[Excerpts from a figure dataset]
——————
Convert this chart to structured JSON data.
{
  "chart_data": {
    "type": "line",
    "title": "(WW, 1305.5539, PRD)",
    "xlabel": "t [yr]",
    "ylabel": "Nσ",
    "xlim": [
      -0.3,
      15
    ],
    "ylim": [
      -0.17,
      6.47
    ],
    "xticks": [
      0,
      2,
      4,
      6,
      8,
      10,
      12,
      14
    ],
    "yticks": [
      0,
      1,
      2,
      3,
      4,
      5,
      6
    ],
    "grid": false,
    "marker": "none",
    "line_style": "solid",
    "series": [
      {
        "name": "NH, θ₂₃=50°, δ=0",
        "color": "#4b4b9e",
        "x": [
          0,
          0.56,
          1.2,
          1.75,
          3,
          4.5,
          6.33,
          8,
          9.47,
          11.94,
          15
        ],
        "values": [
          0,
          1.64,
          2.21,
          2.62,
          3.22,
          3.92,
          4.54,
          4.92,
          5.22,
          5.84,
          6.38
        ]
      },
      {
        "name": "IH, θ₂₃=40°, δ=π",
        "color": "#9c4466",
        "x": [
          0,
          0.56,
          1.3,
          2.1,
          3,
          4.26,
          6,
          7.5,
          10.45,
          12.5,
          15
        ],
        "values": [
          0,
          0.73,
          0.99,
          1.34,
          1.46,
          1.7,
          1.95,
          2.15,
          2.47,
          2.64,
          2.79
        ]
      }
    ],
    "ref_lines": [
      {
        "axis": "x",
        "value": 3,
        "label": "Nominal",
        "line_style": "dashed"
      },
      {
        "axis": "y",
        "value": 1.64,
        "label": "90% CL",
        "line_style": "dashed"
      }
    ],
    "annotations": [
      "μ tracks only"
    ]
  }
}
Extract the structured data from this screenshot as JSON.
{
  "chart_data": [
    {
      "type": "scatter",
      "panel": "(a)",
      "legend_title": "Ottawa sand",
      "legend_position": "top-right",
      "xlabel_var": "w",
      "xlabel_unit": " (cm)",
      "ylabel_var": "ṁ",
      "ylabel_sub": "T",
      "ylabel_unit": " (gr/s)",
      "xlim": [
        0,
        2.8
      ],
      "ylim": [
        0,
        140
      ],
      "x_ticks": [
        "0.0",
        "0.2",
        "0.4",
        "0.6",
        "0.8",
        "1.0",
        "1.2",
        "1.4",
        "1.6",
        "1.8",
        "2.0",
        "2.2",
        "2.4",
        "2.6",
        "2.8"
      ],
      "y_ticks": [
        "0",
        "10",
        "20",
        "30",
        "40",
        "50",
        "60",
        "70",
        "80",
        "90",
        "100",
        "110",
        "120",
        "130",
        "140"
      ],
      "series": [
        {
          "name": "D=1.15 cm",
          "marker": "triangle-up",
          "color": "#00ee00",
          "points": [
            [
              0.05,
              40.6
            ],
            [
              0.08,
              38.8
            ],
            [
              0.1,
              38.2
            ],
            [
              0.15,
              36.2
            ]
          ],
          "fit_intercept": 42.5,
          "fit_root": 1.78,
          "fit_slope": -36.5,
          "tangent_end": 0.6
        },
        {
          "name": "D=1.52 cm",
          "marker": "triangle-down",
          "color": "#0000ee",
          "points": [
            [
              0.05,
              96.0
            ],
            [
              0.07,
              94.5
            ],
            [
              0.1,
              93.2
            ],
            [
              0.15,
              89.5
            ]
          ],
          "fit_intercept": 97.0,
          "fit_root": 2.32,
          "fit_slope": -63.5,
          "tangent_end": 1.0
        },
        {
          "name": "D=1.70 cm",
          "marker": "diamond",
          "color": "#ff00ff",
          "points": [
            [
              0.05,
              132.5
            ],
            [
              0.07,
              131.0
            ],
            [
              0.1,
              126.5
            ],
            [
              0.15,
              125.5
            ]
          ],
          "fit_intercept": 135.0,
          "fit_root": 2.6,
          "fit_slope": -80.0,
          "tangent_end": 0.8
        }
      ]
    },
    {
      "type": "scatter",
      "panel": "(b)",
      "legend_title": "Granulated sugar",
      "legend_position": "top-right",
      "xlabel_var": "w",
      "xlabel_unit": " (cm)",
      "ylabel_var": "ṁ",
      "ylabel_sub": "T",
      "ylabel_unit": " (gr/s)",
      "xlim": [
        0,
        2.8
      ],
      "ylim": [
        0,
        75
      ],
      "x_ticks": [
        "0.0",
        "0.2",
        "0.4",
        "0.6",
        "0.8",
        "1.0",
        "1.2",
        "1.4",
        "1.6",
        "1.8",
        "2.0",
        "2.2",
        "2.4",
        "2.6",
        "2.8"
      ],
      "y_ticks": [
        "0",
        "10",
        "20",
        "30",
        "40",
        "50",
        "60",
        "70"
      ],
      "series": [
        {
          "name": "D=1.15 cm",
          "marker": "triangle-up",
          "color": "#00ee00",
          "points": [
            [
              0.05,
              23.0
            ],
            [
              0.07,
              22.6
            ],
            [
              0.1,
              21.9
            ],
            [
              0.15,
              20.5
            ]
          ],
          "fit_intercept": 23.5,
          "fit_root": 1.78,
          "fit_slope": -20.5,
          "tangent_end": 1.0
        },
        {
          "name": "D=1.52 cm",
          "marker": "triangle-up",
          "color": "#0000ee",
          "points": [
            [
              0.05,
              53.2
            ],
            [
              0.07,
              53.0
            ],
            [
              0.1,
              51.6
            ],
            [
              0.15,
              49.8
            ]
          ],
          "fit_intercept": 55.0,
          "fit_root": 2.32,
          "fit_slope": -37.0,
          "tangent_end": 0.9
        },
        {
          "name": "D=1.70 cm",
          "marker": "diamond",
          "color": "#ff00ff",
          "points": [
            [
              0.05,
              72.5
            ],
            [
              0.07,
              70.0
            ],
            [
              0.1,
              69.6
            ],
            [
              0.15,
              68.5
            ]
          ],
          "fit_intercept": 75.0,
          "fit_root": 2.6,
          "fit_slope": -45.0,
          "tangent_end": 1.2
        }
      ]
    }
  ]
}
——————
§ Your goal: Please quote the data above in full, with no line missing.

§ Correct answer:
Convert this chart to structured JSON data.
{
  "chart_data": {
    "type": "line",
    "title": "(WW, 1305.5539, PRD)",
    "xlabel": "t [yr]",
    "ylabel": "Nσ",
    "xlim": [
      -0.3,
      15
    ],
    "ylim": [
      -0.17,
      6.47
    ],
    "xticks": [
      0,
      2,
      4,
      6,
      8,
      10,
      12,
      14
    ],
    "yticks": [
      0,
      1,
      2,
      3,
      4,
      5,
      6
    ],
    "grid": false,
    "marker": "none",
    "line_style": "solid",
    "series": [
      {
        "name": "NH, θ₂₃=50°, δ=0",
        "color": "#4b4b9e",
        "x": [
          0,
          0.56,
          1.2,
          1.75,
          3,
          4.5,
          6.33,
          8,
          9.47,
          11.94,
          15
        ],
        "values": [
          0,
          1.64,
          2.21,
          2.62,
          3.22,
          3.92,
          4.54,
          4.92,
          5.22,
          5.84,
          6.38
        ]
      },
      {
        "name": "IH, θ₂₃=40°, δ=π",
        "color": "#9c4466",
        "x": [
          0,
          0.56,
          1.3,
          2.1,
          3,
          4.26,
          6,
          7.5,
          10.45,
          12.5,
          15
        ],
        "values": [
          0,
          0.73,
          0.99,
          1.34,
          1.46,
          1.7,
          1.95,
          2.15,
          2.47,
          2.64,
          2.79
        ]
      }
    ],
    "ref_lines": [
      {
        "axis": "x",
        "value": 3,
        "label": "Nominal",
        "line_style": "dashed"
      },
      {
        "axis": "y",
        "value": 1.64,
        "label": "90% CL",
        "line_style": "dashed"
      }
    ],
    "annotations": [
      "μ tracks only"
    ]
  }
}
Extract the structured data from this screenshot as JSON.
{
  "chart_data": [
    {
      "type": "scatter",
      "panel": "(a)",
      "legend_title": "Ottawa sand",
      "legend_position": "top-right",
      "xlabel_var": "w",
      "xlabel_unit": " (cm)",
      "ylabel_var": "ṁ",
      "ylabel_sub": "T",
      "ylabel_unit": " (gr/s)",
      "xlim": [
        0,
        2.8
      ],
      "ylim": [
        0,
        140
      ],
      "x_ticks": [
        "0.0",
        "0.2",
        "0.4",
        "0.6",
        "0.8",
        "1.0",
        "1.2",
        "1.4",
        "1.6",
        "1.8",
        "2.0",
        "2.2",
        "2.4",
        "2.6",
        "2.8"
      ],
      "y_ticks": [
        "0",
        "10",
        "20",
        "30",
        "40",
        "50",
        "60",
        "70",
        "80",
        "90",
        "100",
        "110",
        "120",
        "130",
        "140"
      ],
      "series": [
        {
          "name": "D=1.15 cm",
          "marker": "triangle-up",
          "color": "#00ee00",
          "points": [
            [
              0.05,
              40.6
            ],
            [
              0.08,
              38.8
            ],
            [
              0.1,
              38.2
            ],
            [
              0.15,
              36.2
            ]
          ],
          "fit_intercept": 42.5,
          "fit_root": 1.78,
          "fit_slope": -36.5,
          "tangent_end": 0.6
        },
        {
          "name": "D=1.52 cm",
          "marker": "triangle-down",
          "color": "#0000ee",
          "points": [
            [
              0.05,
              96.0
            ],
            [
              0.07,
              94.5
            ],
            [
              0.1,
              93.2
            ],
            [
              0.15,
              89.5
            ]
          ],
          "fit_intercept": 97.0,
          "fit_root": 2.32,
          "fit_slope": -63.5,
          "tangent_end": 1.0
        },
        {
          "name": "D=1.70 cm",
          "marker": "diamond",
          "color": "#ff00ff",
          "points": [
            [
              0.05,
              132.5
            ],
            [
              0.07,
              131.0
            ],
            [
              0.1,
              126.5
            ],
            [
              0.15,
              125.5
            ]
          ],
          "fit_intercept": 135.0,
          "fit_root": 2.6,
          "fit_slope": -80.0,
          "tangent_end": 0.8
        }
      ]
    },
    {
      "type": "scatter",
      "panel": "(b)",
      "legend_title": "Granulated sugar",
      "legend_position": "top-right",
      "xlabel_var": "w",
      "xlabel_unit": " (cm)",
      "ylabel_var": "ṁ",
      "ylabel_sub": "T",
      "ylabel_unit": " (gr/s)",
      "xlim": [
        0,
        2.8
      ],
      "ylim": [
        0,
        75
      ],
      "x_ticks": [
        "0.0",
        "0.2",
        "0.4",
        "0.6",
        "0.8",
        "1.0",
        "1.2",
        "1.4",
        "1.6",
        "1.8",
        "2.0",
        "2.2",
        "2.4",
        "2.6",
        "2.8"
      ],
      "y_ticks": [
        "0",
        "10",
        "20",
        "30",
        "40",
        "50",
        "60",
        "70"
      ],
      "series": [
        {
          "name": "D=1.15 cm",
          "marker": "triangle-up",
          "color": "#00ee00",
          "points": [
            [
              0.05,
              23.0
            ],
            [
              0.07,
              22.6
            ],
            [
              0.1,
              21.9
            ],
            [
              0.15,
              20.5
            ]
          ],
          "fit_intercept": 23.5,
          "fit_root": 1.78,
          "fit_slope": -20.5,
          "tangent_end": 1.0
        },
        {
          "name": "D=1.52 cm",
          "marker": "triangle-up",
          "color": "#0000ee",
          "points": [
            [
              0.05,
              53.2
            ],
            [
              0.07,
              53.0
            ],
            [
              0.1,
              51.6
            ],
            [
              0.15,
              49.8
            ]
          ],
          "fit_intercept": 55.0,
          "fit_root": 2.32,
          "fit_slope": -37.0,
          "tangent_end": 0.9
        },
        {
          "name": "D=1.70 cm",
          "marker": "diamond",
          "color": "#ff00ff",
          "points": [
            [
              0.05,
              72.5
            ],
            [
              0.07,
              70.0
            ],
            [
              0.1,
              69.6
            ],
            [
              0.15,
              68.5
            ]
          ],
          "fit_intercept": 75.0,
          "fit_root": 2.6,
          "fit_slope": -45.0,
          "tangent_end": 1.2
        }
      ]
    }
  ]
}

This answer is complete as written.